**** Records supplied

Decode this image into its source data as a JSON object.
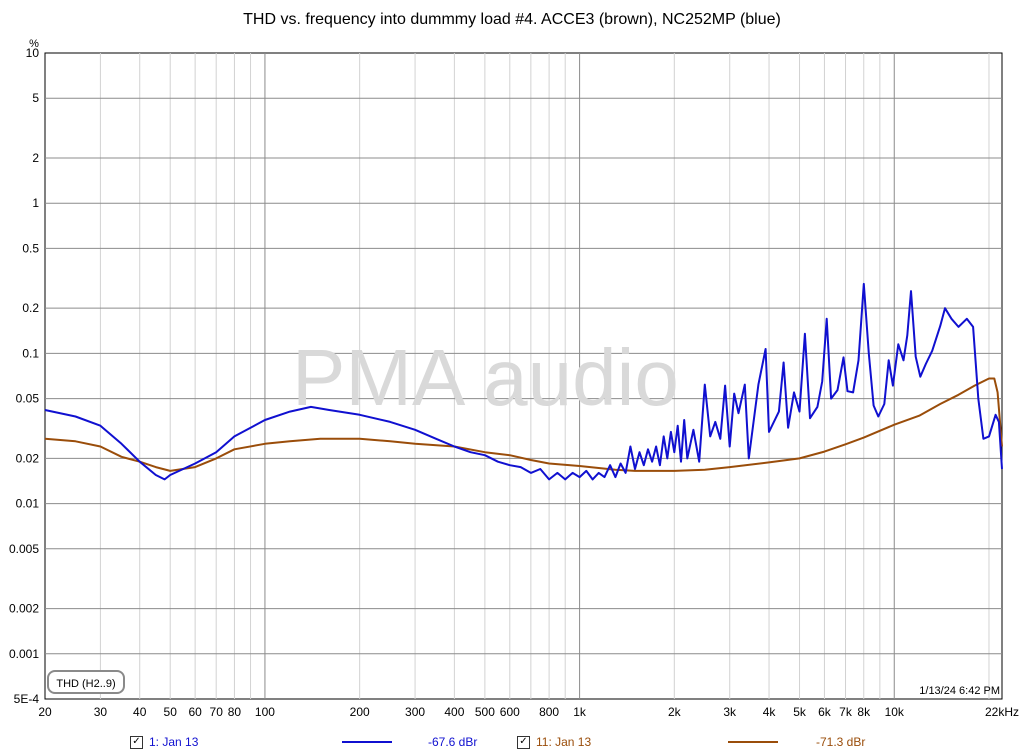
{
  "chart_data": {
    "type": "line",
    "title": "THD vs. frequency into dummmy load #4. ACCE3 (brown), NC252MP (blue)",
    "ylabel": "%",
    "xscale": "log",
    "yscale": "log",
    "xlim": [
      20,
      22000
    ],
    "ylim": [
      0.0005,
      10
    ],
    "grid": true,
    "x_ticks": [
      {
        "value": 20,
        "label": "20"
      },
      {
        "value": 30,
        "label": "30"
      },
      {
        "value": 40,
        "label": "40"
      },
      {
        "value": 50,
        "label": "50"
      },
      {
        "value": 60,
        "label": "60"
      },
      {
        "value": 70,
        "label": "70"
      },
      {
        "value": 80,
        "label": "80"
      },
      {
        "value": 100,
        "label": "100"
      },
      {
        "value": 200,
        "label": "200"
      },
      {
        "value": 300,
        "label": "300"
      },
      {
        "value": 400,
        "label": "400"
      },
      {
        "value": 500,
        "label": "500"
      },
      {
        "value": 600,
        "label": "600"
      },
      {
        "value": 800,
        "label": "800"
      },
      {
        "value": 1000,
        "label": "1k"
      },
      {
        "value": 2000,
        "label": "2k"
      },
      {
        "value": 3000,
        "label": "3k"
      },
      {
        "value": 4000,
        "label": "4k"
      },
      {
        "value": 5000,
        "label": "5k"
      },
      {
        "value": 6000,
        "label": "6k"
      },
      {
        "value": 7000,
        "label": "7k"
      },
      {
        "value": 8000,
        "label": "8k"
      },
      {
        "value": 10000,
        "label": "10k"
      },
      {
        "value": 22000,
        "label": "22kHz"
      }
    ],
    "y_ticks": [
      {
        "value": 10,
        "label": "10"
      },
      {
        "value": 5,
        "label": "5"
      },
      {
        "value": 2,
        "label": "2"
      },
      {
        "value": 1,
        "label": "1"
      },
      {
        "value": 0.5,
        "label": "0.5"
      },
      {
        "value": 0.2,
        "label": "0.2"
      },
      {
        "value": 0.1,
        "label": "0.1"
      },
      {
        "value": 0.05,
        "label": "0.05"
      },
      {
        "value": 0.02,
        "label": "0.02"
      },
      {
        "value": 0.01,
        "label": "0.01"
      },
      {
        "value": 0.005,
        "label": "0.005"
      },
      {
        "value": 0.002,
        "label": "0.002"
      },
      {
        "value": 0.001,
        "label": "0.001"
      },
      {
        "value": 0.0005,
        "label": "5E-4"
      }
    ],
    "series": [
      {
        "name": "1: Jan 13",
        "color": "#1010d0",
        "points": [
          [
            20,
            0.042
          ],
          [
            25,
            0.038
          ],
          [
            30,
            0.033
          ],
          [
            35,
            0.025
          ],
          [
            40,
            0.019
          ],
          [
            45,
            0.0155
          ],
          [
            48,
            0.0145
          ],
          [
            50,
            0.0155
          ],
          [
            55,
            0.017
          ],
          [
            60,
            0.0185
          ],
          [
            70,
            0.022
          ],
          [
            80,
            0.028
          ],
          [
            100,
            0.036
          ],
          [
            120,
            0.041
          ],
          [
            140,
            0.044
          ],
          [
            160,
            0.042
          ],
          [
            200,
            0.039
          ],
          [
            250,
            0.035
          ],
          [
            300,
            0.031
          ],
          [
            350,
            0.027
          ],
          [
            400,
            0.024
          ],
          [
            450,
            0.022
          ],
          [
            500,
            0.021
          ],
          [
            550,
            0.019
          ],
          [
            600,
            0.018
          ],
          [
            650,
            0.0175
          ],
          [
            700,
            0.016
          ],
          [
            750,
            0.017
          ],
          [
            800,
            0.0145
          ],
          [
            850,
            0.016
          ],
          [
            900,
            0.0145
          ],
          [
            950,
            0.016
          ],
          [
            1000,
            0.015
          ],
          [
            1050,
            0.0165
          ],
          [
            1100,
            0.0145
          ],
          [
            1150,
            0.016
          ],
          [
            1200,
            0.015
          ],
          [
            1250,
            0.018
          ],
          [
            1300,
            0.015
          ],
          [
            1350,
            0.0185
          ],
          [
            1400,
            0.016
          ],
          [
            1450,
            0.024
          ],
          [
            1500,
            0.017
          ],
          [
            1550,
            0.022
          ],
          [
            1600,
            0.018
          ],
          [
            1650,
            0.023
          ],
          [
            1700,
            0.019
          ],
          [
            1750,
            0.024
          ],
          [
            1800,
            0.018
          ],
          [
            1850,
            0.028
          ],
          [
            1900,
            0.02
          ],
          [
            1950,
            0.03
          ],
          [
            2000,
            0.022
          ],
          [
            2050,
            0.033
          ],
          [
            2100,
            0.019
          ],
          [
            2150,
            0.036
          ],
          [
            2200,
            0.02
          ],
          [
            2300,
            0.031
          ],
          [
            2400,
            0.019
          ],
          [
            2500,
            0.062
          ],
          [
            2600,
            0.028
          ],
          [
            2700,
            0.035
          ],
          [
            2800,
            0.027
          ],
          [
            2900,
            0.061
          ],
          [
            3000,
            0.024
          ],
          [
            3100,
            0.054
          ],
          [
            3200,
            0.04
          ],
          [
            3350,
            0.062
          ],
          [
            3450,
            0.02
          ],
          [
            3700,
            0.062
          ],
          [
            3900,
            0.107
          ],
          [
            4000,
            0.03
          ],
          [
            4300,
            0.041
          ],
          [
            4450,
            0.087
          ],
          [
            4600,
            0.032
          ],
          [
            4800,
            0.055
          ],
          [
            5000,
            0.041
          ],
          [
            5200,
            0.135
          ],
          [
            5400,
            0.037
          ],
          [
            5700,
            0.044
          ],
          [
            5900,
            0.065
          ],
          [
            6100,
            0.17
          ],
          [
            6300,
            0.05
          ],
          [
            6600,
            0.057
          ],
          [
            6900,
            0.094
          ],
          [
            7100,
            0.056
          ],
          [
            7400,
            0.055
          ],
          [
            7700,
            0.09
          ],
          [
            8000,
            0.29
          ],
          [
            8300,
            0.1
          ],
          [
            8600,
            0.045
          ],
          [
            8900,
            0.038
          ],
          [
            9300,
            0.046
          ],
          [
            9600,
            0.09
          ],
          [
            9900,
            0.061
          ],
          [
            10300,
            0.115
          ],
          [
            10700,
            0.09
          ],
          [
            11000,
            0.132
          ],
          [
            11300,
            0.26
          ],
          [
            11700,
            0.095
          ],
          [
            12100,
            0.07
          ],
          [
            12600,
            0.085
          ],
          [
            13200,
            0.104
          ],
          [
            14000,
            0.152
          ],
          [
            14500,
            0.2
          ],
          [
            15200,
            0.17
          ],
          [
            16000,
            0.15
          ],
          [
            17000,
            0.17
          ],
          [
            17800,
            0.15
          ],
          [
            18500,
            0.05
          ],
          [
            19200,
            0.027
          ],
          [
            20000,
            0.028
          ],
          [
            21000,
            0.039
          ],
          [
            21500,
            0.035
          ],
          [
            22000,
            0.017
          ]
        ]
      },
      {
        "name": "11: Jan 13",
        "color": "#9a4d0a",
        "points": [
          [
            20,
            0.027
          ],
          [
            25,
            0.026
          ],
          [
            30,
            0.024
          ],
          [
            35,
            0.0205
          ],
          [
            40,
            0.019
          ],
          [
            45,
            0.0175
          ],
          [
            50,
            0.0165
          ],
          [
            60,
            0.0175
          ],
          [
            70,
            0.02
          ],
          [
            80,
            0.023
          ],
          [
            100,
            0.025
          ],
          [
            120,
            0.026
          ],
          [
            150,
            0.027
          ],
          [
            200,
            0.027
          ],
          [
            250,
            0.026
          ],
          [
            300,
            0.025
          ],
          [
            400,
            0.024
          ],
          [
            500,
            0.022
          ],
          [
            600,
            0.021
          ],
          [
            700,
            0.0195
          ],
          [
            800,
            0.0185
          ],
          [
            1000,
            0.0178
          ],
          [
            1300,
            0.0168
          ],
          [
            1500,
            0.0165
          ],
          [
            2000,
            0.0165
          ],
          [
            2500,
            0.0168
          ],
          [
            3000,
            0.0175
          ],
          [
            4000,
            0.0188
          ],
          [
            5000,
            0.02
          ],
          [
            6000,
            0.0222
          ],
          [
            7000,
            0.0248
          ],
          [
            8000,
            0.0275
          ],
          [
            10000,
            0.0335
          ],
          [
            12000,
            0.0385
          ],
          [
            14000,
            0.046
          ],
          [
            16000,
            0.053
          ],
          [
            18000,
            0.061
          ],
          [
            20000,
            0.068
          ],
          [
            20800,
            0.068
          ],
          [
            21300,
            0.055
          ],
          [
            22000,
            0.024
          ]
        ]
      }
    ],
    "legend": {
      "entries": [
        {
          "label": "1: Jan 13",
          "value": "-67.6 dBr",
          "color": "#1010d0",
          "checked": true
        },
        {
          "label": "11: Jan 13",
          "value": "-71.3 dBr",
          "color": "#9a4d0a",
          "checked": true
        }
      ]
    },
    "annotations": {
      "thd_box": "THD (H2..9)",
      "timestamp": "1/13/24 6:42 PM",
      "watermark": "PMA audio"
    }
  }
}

********

To be done:
Report how many lines of the listing above include the word "into". Say nothing but the number.

Exercise response:
2